──────── Recorded data ────────

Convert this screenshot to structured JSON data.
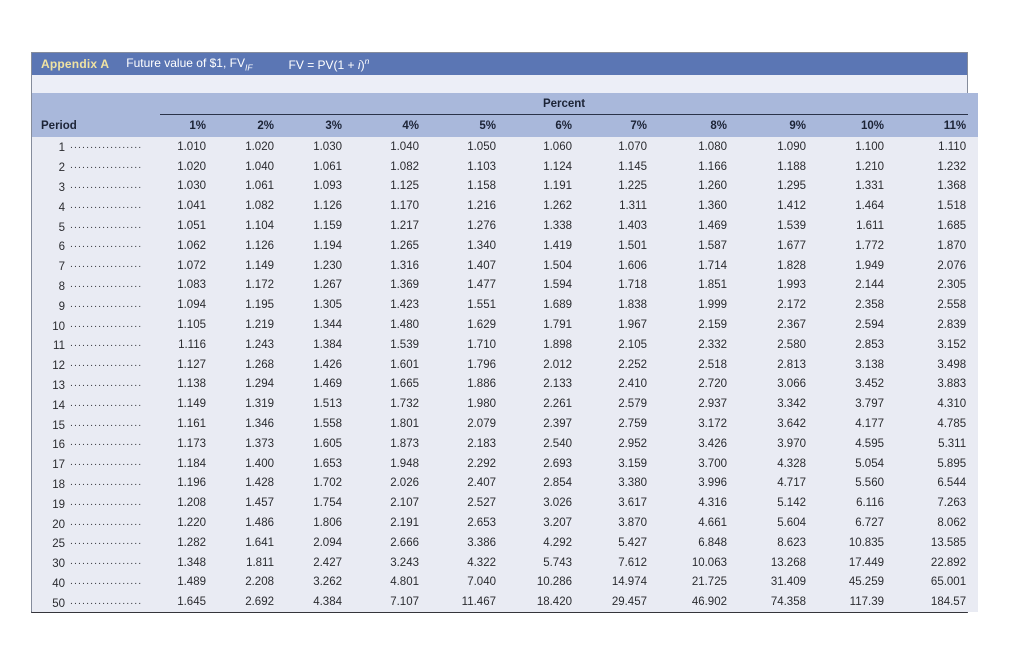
{
  "header": {
    "appendix_label": "Appendix A",
    "title_main": "Future value of $1, FV",
    "title_sub": "IF",
    "formula_prefix": "FV = PV(1 + ",
    "formula_var": "i",
    "formula_close": ")",
    "formula_sup": "n"
  },
  "colors": {
    "titlebar_bg": "#5b76b4",
    "appendix_label": "#f0e3a2",
    "header_band_bg": "#a9b8db",
    "body_bg": "#e9ebf3"
  },
  "table": {
    "group_header": "Percent",
    "period_header": "Period",
    "columns": [
      "1%",
      "2%",
      "3%",
      "4%",
      "5%",
      "6%",
      "7%",
      "8%",
      "9%",
      "10%",
      "11%"
    ],
    "leader_dots": "......................",
    "rows": [
      {
        "period": "1",
        "values": [
          "1.010",
          "1.020",
          "1.030",
          "1.040",
          "1.050",
          "1.060",
          "1.070",
          "1.080",
          "1.090",
          "1.100",
          "1.110"
        ]
      },
      {
        "period": "2",
        "values": [
          "1.020",
          "1.040",
          "1.061",
          "1.082",
          "1.103",
          "1.124",
          "1.145",
          "1.166",
          "1.188",
          "1.210",
          "1.232"
        ]
      },
      {
        "period": "3",
        "values": [
          "1.030",
          "1.061",
          "1.093",
          "1.125",
          "1.158",
          "1.191",
          "1.225",
          "1.260",
          "1.295",
          "1.331",
          "1.368"
        ]
      },
      {
        "period": "4",
        "values": [
          "1.041",
          "1.082",
          "1.126",
          "1.170",
          "1.216",
          "1.262",
          "1.311",
          "1.360",
          "1.412",
          "1.464",
          "1.518"
        ]
      },
      {
        "period": "5",
        "values": [
          "1.051",
          "1.104",
          "1.159",
          "1.217",
          "1.276",
          "1.338",
          "1.403",
          "1.469",
          "1.539",
          "1.611",
          "1.685"
        ]
      },
      {
        "period": "6",
        "values": [
          "1.062",
          "1.126",
          "1.194",
          "1.265",
          "1.340",
          "1.419",
          "1.501",
          "1.587",
          "1.677",
          "1.772",
          "1.870"
        ]
      },
      {
        "period": "7",
        "values": [
          "1.072",
          "1.149",
          "1.230",
          "1.316",
          "1.407",
          "1.504",
          "1.606",
          "1.714",
          "1.828",
          "1.949",
          "2.076"
        ]
      },
      {
        "period": "8",
        "values": [
          "1.083",
          "1.172",
          "1.267",
          "1.369",
          "1.477",
          "1.594",
          "1.718",
          "1.851",
          "1.993",
          "2.144",
          "2.305"
        ]
      },
      {
        "period": "9",
        "values": [
          "1.094",
          "1.195",
          "1.305",
          "1.423",
          "1.551",
          "1.689",
          "1.838",
          "1.999",
          "2.172",
          "2.358",
          "2.558"
        ]
      },
      {
        "period": "10",
        "values": [
          "1.105",
          "1.219",
          "1.344",
          "1.480",
          "1.629",
          "1.791",
          "1.967",
          "2.159",
          "2.367",
          "2.594",
          "2.839"
        ]
      },
      {
        "period": "11",
        "values": [
          "1.116",
          "1.243",
          "1.384",
          "1.539",
          "1.710",
          "1.898",
          "2.105",
          "2.332",
          "2.580",
          "2.853",
          "3.152"
        ]
      },
      {
        "period": "12",
        "values": [
          "1.127",
          "1.268",
          "1.426",
          "1.601",
          "1.796",
          "2.012",
          "2.252",
          "2.518",
          "2.813",
          "3.138",
          "3.498"
        ]
      },
      {
        "period": "13",
        "values": [
          "1.138",
          "1.294",
          "1.469",
          "1.665",
          "1.886",
          "2.133",
          "2.410",
          "2.720",
          "3.066",
          "3.452",
          "3.883"
        ]
      },
      {
        "period": "14",
        "values": [
          "1.149",
          "1.319",
          "1.513",
          "1.732",
          "1.980",
          "2.261",
          "2.579",
          "2.937",
          "3.342",
          "3.797",
          "4.310"
        ]
      },
      {
        "period": "15",
        "values": [
          "1.161",
          "1.346",
          "1.558",
          "1.801",
          "2.079",
          "2.397",
          "2.759",
          "3.172",
          "3.642",
          "4.177",
          "4.785"
        ]
      },
      {
        "period": "16",
        "values": [
          "1.173",
          "1.373",
          "1.605",
          "1.873",
          "2.183",
          "2.540",
          "2.952",
          "3.426",
          "3.970",
          "4.595",
          "5.311"
        ]
      },
      {
        "period": "17",
        "values": [
          "1.184",
          "1.400",
          "1.653",
          "1.948",
          "2.292",
          "2.693",
          "3.159",
          "3.700",
          "4.328",
          "5.054",
          "5.895"
        ]
      },
      {
        "period": "18",
        "values": [
          "1.196",
          "1.428",
          "1.702",
          "2.026",
          "2.407",
          "2.854",
          "3.380",
          "3.996",
          "4.717",
          "5.560",
          "6.544"
        ]
      },
      {
        "period": "19",
        "values": [
          "1.208",
          "1.457",
          "1.754",
          "2.107",
          "2.527",
          "3.026",
          "3.617",
          "4.316",
          "5.142",
          "6.116",
          "7.263"
        ]
      },
      {
        "period": "20",
        "values": [
          "1.220",
          "1.486",
          "1.806",
          "2.191",
          "2.653",
          "3.207",
          "3.870",
          "4.661",
          "5.604",
          "6.727",
          "8.062"
        ]
      },
      {
        "period": "25",
        "values": [
          "1.282",
          "1.641",
          "2.094",
          "2.666",
          "3.386",
          "4.292",
          "5.427",
          "6.848",
          "8.623",
          "10.835",
          "13.585"
        ]
      },
      {
        "period": "30",
        "values": [
          "1.348",
          "1.811",
          "2.427",
          "3.243",
          "4.322",
          "5.743",
          "7.612",
          "10.063",
          "13.268",
          "17.449",
          "22.892"
        ]
      },
      {
        "period": "40",
        "values": [
          "1.489",
          "2.208",
          "3.262",
          "4.801",
          "7.040",
          "10.286",
          "14.974",
          "21.725",
          "31.409",
          "45.259",
          "65.001"
        ]
      },
      {
        "period": "50",
        "values": [
          "1.645",
          "2.692",
          "4.384",
          "7.107",
          "11.467",
          "18.420",
          "29.457",
          "46.902",
          "74.358",
          "117.39",
          "184.57"
        ]
      }
    ]
  }
}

────────

[Brief]: All the lines above are to be given again exactly as they read, with the pictures removed.

[Expected answer]:
Convert this screenshot to structured JSON data.
{
  "header": {
    "appendix_label": "Appendix A",
    "title_main": "Future value of $1, FV",
    "title_sub": "IF",
    "formula_prefix": "FV = PV(1 + ",
    "formula_var": "i",
    "formula_close": ")",
    "formula_sup": "n"
  },
  "colors": {
    "titlebar_bg": "#5b76b4",
    "appendix_label": "#f0e3a2",
    "header_band_bg": "#a9b8db",
    "body_bg": "#e9ebf3"
  },
  "table": {
    "group_header": "Percent",
    "period_header": "Period",
    "columns": [
      "1%",
      "2%",
      "3%",
      "4%",
      "5%",
      "6%",
      "7%",
      "8%",
      "9%",
      "10%",
      "11%"
    ],
    "leader_dots": "......................",
    "rows": [
      {
        "period": "1",
        "values": [
          "1.010",
          "1.020",
          "1.030",
          "1.040",
          "1.050",
          "1.060",
          "1.070",
          "1.080",
          "1.090",
          "1.100",
          "1.110"
        ]
      },
      {
        "period": "2",
        "values": [
          "1.020",
          "1.040",
          "1.061",
          "1.082",
          "1.103",
          "1.124",
          "1.145",
          "1.166",
          "1.188",
          "1.210",
          "1.232"
        ]
      },
      {
        "period": "3",
        "values": [
          "1.030",
          "1.061",
          "1.093",
          "1.125",
          "1.158",
          "1.191",
          "1.225",
          "1.260",
          "1.295",
          "1.331",
          "1.368"
        ]
      },
      {
        "period": "4",
        "values": [
          "1.041",
          "1.082",
          "1.126",
          "1.170",
          "1.216",
          "1.262",
          "1.311",
          "1.360",
          "1.412",
          "1.464",
          "1.518"
        ]
      },
      {
        "period": "5",
        "values": [
          "1.051",
          "1.104",
          "1.159",
          "1.217",
          "1.276",
          "1.338",
          "1.403",
          "1.469",
          "1.539",
          "1.611",
          "1.685"
        ]
      },
      {
        "period": "6",
        "values": [
          "1.062",
          "1.126",
          "1.194",
          "1.265",
          "1.340",
          "1.419",
          "1.501",
          "1.587",
          "1.677",
          "1.772",
          "1.870"
        ]
      },
      {
        "period": "7",
        "values": [
          "1.072",
          "1.149",
          "1.230",
          "1.316",
          "1.407",
          "1.504",
          "1.606",
          "1.714",
          "1.828",
          "1.949",
          "2.076"
        ]
      },
      {
        "period": "8",
        "values": [
          "1.083",
          "1.172",
          "1.267",
          "1.369",
          "1.477",
          "1.594",
          "1.718",
          "1.851",
          "1.993",
          "2.144",
          "2.305"
        ]
      },
      {
        "period": "9",
        "values": [
          "1.094",
          "1.195",
          "1.305",
          "1.423",
          "1.551",
          "1.689",
          "1.838",
          "1.999",
          "2.172",
          "2.358",
          "2.558"
        ]
      },
      {
        "period": "10",
        "values": [
          "1.105",
          "1.219",
          "1.344",
          "1.480",
          "1.629",
          "1.791",
          "1.967",
          "2.159",
          "2.367",
          "2.594",
          "2.839"
        ]
      },
      {
        "period": "11",
        "values": [
          "1.116",
          "1.243",
          "1.384",
          "1.539",
          "1.710",
          "1.898",
          "2.105",
          "2.332",
          "2.580",
          "2.853",
          "3.152"
        ]
      },
      {
        "period": "12",
        "values": [
          "1.127",
          "1.268",
          "1.426",
          "1.601",
          "1.796",
          "2.012",
          "2.252",
          "2.518",
          "2.813",
          "3.138",
          "3.498"
        ]
      },
      {
        "period": "13",
        "values": [
          "1.138",
          "1.294",
          "1.469",
          "1.665",
          "1.886",
          "2.133",
          "2.410",
          "2.720",
          "3.066",
          "3.452",
          "3.883"
        ]
      },
      {
        "period": "14",
        "values": [
          "1.149",
          "1.319",
          "1.513",
          "1.732",
          "1.980",
          "2.261",
          "2.579",
          "2.937",
          "3.342",
          "3.797",
          "4.310"
        ]
      },
      {
        "period": "15",
        "values": [
          "1.161",
          "1.346",
          "1.558",
          "1.801",
          "2.079",
          "2.397",
          "2.759",
          "3.172",
          "3.642",
          "4.177",
          "4.785"
        ]
      },
      {
        "period": "16",
        "values": [
          "1.173",
          "1.373",
          "1.605",
          "1.873",
          "2.183",
          "2.540",
          "2.952",
          "3.426",
          "3.970",
          "4.595",
          "5.311"
        ]
      },
      {
        "period": "17",
        "values": [
          "1.184",
          "1.400",
          "1.653",
          "1.948",
          "2.292",
          "2.693",
          "3.159",
          "3.700",
          "4.328",
          "5.054",
          "5.895"
        ]
      },
      {
        "period": "18",
        "values": [
          "1.196",
          "1.428",
          "1.702",
          "2.026",
          "2.407",
          "2.854",
          "3.380",
          "3.996",
          "4.717",
          "5.560",
          "6.544"
        ]
      },
      {
        "period": "19",
        "values": [
          "1.208",
          "1.457",
          "1.754",
          "2.107",
          "2.527",
          "3.026",
          "3.617",
          "4.316",
          "5.142",
          "6.116",
          "7.263"
        ]
      },
      {
        "period": "20",
        "values": [
          "1.220",
          "1.486",
          "1.806",
          "2.191",
          "2.653",
          "3.207",
          "3.870",
          "4.661",
          "5.604",
          "6.727",
          "8.062"
        ]
      },
      {
        "period": "25",
        "values": [
          "1.282",
          "1.641",
          "2.094",
          "2.666",
          "3.386",
          "4.292",
          "5.427",
          "6.848",
          "8.623",
          "10.835",
          "13.585"
        ]
      },
      {
        "period": "30",
        "values": [
          "1.348",
          "1.811",
          "2.427",
          "3.243",
          "4.322",
          "5.743",
          "7.612",
          "10.063",
          "13.268",
          "17.449",
          "22.892"
        ]
      },
      {
        "period": "40",
        "values": [
          "1.489",
          "2.208",
          "3.262",
          "4.801",
          "7.040",
          "10.286",
          "14.974",
          "21.725",
          "31.409",
          "45.259",
          "65.001"
        ]
      },
      {
        "period": "50",
        "values": [
          "1.645",
          "2.692",
          "4.384",
          "7.107",
          "11.467",
          "18.420",
          "29.457",
          "46.902",
          "74.358",
          "117.39",
          "184.57"
        ]
      }
    ]
  }
}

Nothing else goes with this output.